Stored dataset items:
______________________________

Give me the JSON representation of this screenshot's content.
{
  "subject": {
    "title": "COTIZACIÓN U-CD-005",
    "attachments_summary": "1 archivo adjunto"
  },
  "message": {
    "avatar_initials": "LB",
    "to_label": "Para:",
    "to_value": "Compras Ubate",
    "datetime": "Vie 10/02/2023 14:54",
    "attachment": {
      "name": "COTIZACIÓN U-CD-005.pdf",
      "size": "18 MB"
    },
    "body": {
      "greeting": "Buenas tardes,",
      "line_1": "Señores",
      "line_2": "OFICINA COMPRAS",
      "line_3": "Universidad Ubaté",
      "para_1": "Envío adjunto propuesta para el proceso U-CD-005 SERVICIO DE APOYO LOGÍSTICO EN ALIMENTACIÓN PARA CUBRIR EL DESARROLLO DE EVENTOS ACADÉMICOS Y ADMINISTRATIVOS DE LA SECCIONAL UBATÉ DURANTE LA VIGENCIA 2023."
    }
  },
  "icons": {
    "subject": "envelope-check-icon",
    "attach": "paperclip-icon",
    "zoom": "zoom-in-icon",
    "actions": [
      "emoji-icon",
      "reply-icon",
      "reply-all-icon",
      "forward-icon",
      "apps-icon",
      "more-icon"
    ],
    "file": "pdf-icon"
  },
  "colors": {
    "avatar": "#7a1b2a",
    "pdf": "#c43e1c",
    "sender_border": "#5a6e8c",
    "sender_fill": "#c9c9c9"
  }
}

______________________________

* _EXERCISE DETAILS_: Restate the whole listing exactly, leaving out nothing.

* _FINAL RESULT_:
Give me the JSON representation of this screenshot's content.
{
  "subject": {
    "title": "COTIZACIÓN U-CD-005",
    "attachments_summary": "1 archivo adjunto"
  },
  "message": {
    "avatar_initials": "LB",
    "to_label": "Para:",
    "to_value": "Compras Ubate",
    "datetime": "Vie 10/02/2023 14:54",
    "attachment": {
      "name": "COTIZACIÓN U-CD-005.pdf",
      "size": "18 MB"
    },
    "body": {
      "greeting": "Buenas tardes,",
      "line_1": "Señores",
      "line_2": "OFICINA COMPRAS",
      "line_3": "Universidad Ubaté",
      "para_1": "Envío adjunto propuesta para el proceso U-CD-005 SERVICIO DE APOYO LOGÍSTICO EN ALIMENTACIÓN PARA CUBRIR EL DESARROLLO DE EVENTOS ACADÉMICOS Y ADMINISTRATIVOS DE LA SECCIONAL UBATÉ DURANTE LA VIGENCIA 2023."
    }
  },
  "icons": {
    "subject": "envelope-check-icon",
    "attach": "paperclip-icon",
    "zoom": "zoom-in-icon",
    "actions": [
      "emoji-icon",
      "reply-icon",
      "reply-all-icon",
      "forward-icon",
      "apps-icon",
      "more-icon"
    ],
    "file": "pdf-icon"
  },
  "colors": {
    "avatar": "#7a1b2a",
    "pdf": "#c43e1c",
    "sender_border": "#5a6e8c",
    "sender_fill": "#c9c9c9"
  }
}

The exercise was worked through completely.